Supplied material
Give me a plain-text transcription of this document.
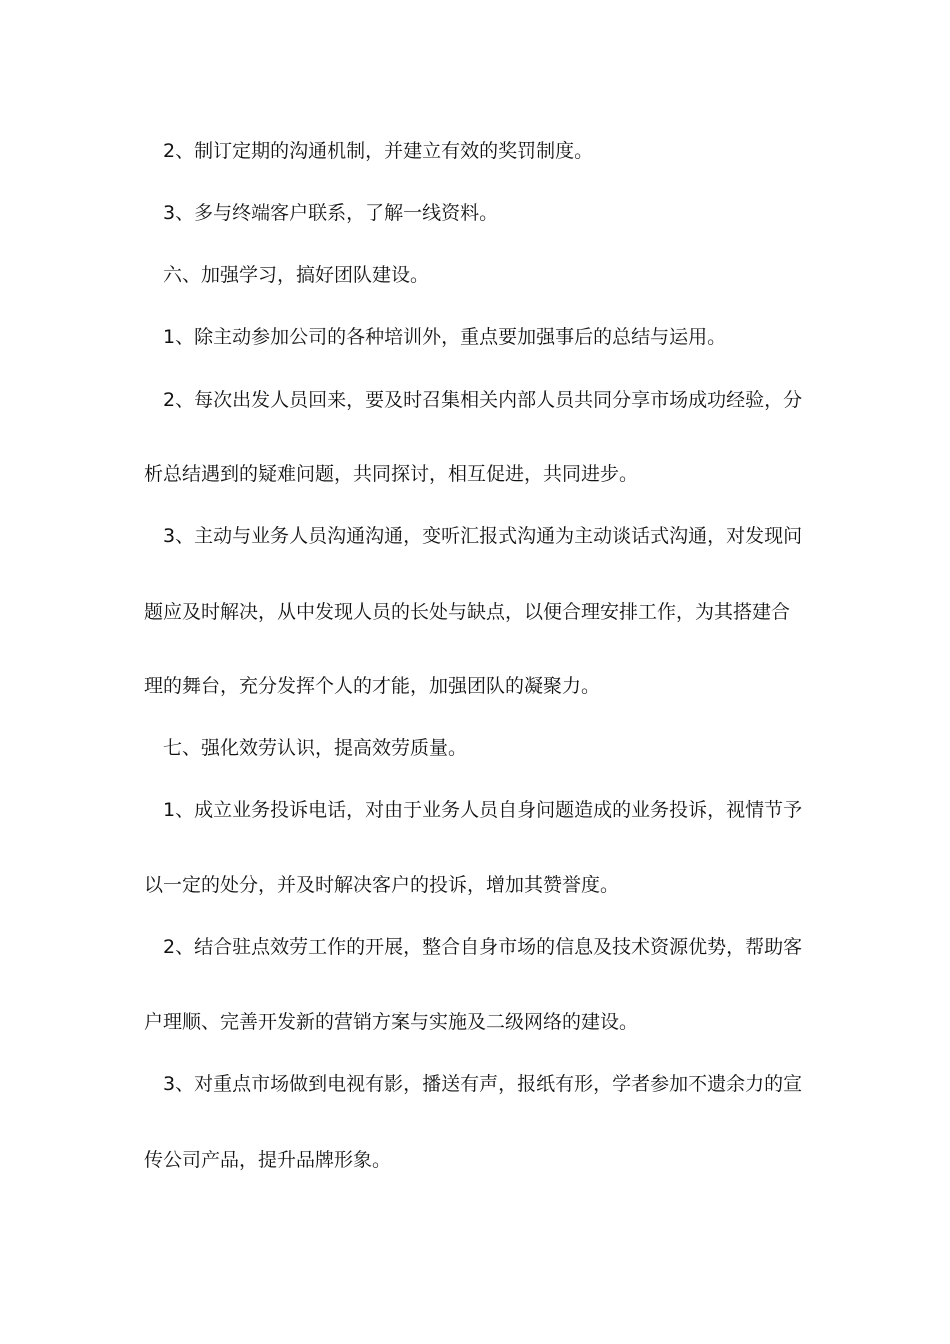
2、制订定期的沟通机制，并建立有效的奖罚制度。
3、多与终端客户联系，了解一线资料。
六、加强学习，搞好团队建设。
1、除主动参加公司的各种培训外，重点要加强事后的总结与运用。
2、每次出发人员回来，要及时召集相关内部人员共同分享市场成功经验，分
析总结遇到的疑难问题，共同探讨，相互促进，共同进步。
3、主动与业务人员沟通沟通，变听汇报式沟通为主动谈话式沟通，对发现问
题应及时解决，从中发现人员的长处与缺点，以便合理安排工作，为其搭建合
理的舞台，充分发挥个人的才能，加强团队的凝聚力。
七、强化效劳认识，提高效劳质量。
1、成立业务投诉电话，对由于业务人员自身问题造成的业务投诉，视情节予
以一定的处分，并及时解决客户的投诉，增加其赞誉度。
2、结合驻点效劳工作的开展，整合自身市场的信息及技术资源优势，帮助客
户理顺、完善开发新的营销方案与实施及二级网络的建设。
3、对重点市场做到电视有影，播送有声，报纸有形，学者参加不遗余力的宣
传公司产品，提升品牌形象。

Written problem
Reproduce the material above verbatim; omit every picture.

Solution to this exercise
Give me a plain-text transcription of this document.
2、制订定期的沟通机制，并建立有效的奖罚制度。
3、多与终端客户联系，了解一线资料。
六、加强学习，搞好团队建设。
1、除主动参加公司的各种培训外，重点要加强事后的总结与运用。
2、每次出发人员回来，要及时召集相关内部人员共同分享市场成功经验，分
析总结遇到的疑难问题，共同探讨，相互促进，共同进步。
3、主动与业务人员沟通沟通，变听汇报式沟通为主动谈话式沟通，对发现问
题应及时解决，从中发现人员的长处与缺点，以便合理安排工作，为其搭建合
理的舞台，充分发挥个人的才能，加强团队的凝聚力。
七、强化效劳认识，提高效劳质量。
1、成立业务投诉电话，对由于业务人员自身问题造成的业务投诉，视情节予
以一定的处分，并及时解决客户的投诉，增加其赞誉度。
2、结合驻点效劳工作的开展，整合自身市场的信息及技术资源优势，帮助客
户理顺、完善开发新的营销方案与实施及二级网络的建设。
3、对重点市场做到电视有影，播送有声，报纸有形，学者参加不遗余力的宣
传公司产品，提升品牌形象。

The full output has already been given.